» **What the task asks**: Repeat the data below exactly, dropping any pictures it holds.

» **Information shown**:
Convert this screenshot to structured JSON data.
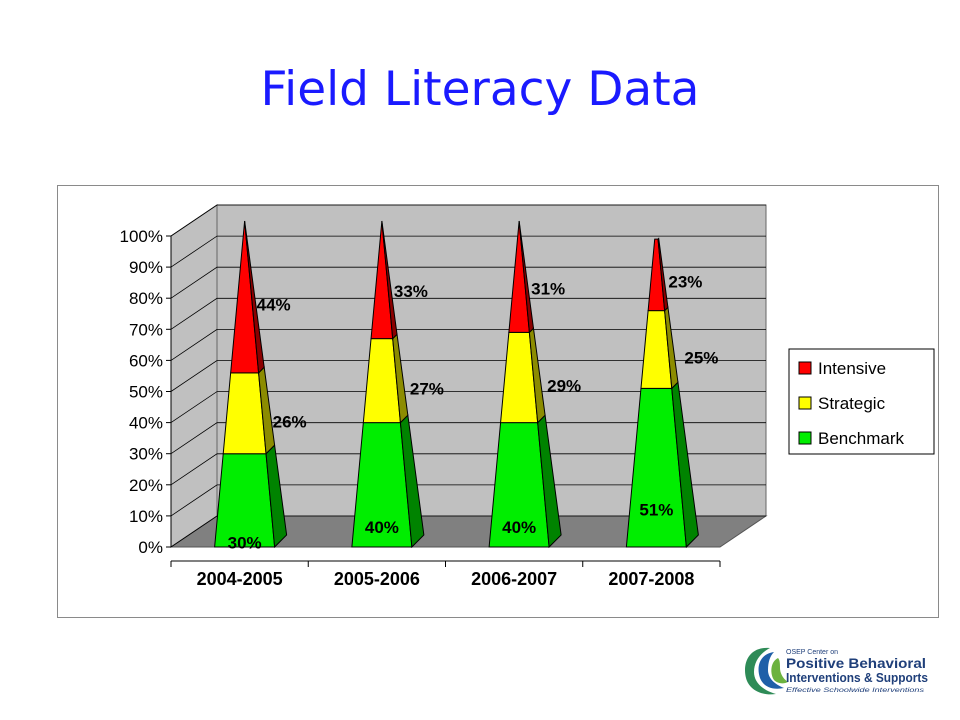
{
  "slide": {
    "title": "Field Literacy Data"
  },
  "logo": {
    "line1": "OSEP Center on",
    "line2": "Positive Behavioral",
    "line3": "Interventions & Supports",
    "line4": "Effective Schoolwide Interventions"
  },
  "colors": {
    "Intensive": "#ff0000",
    "Strategic": "#ffff00",
    "Benchmark": "#00ee00",
    "wall": "#c0c0c0",
    "floor": "#808080",
    "title": "#1a1aff"
  },
  "chart_data": {
    "type": "bar",
    "style": "3d-stacked-pyramid",
    "categories": [
      "2004-2005",
      "2005-2006",
      "2006-2007",
      "2007-2008"
    ],
    "series": [
      {
        "name": "Benchmark",
        "values": [
          30,
          40,
          40,
          51
        ],
        "labels": [
          "30%",
          "40%",
          "40%",
          "51%"
        ]
      },
      {
        "name": "Strategic",
        "values": [
          26,
          27,
          29,
          25
        ],
        "labels": [
          "26%",
          "27%",
          "29%",
          "25%"
        ]
      },
      {
        "name": "Intensive",
        "values": [
          44,
          33,
          31,
          23
        ],
        "labels": [
          "44%",
          "33%",
          "31%",
          "23%"
        ]
      }
    ],
    "yticks": [
      "0%",
      "10%",
      "20%",
      "30%",
      "40%",
      "50%",
      "60%",
      "70%",
      "80%",
      "90%",
      "100%"
    ],
    "ylim": [
      0,
      100
    ],
    "stacked": true,
    "grid": true,
    "legend": {
      "position": "right",
      "entries": [
        "Intensive",
        "Strategic",
        "Benchmark"
      ]
    }
  }
}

» **Result**:
Convert this screenshot to structured JSON data.
{
  "slide": {
    "title": "Field Literacy Data"
  },
  "logo": {
    "line1": "OSEP Center on",
    "line2": "Positive Behavioral",
    "line3": "Interventions & Supports",
    "line4": "Effective Schoolwide Interventions"
  },
  "colors": {
    "Intensive": "#ff0000",
    "Strategic": "#ffff00",
    "Benchmark": "#00ee00",
    "wall": "#c0c0c0",
    "floor": "#808080",
    "title": "#1a1aff"
  },
  "chart_data": {
    "type": "bar",
    "style": "3d-stacked-pyramid",
    "categories": [
      "2004-2005",
      "2005-2006",
      "2006-2007",
      "2007-2008"
    ],
    "series": [
      {
        "name": "Benchmark",
        "values": [
          30,
          40,
          40,
          51
        ],
        "labels": [
          "30%",
          "40%",
          "40%",
          "51%"
        ]
      },
      {
        "name": "Strategic",
        "values": [
          26,
          27,
          29,
          25
        ],
        "labels": [
          "26%",
          "27%",
          "29%",
          "25%"
        ]
      },
      {
        "name": "Intensive",
        "values": [
          44,
          33,
          31,
          23
        ],
        "labels": [
          "44%",
          "33%",
          "31%",
          "23%"
        ]
      }
    ],
    "yticks": [
      "0%",
      "10%",
      "20%",
      "30%",
      "40%",
      "50%",
      "60%",
      "70%",
      "80%",
      "90%",
      "100%"
    ],
    "ylim": [
      0,
      100
    ],
    "stacked": true,
    "grid": true,
    "legend": {
      "position": "right",
      "entries": [
        "Intensive",
        "Strategic",
        "Benchmark"
      ]
    }
  }
}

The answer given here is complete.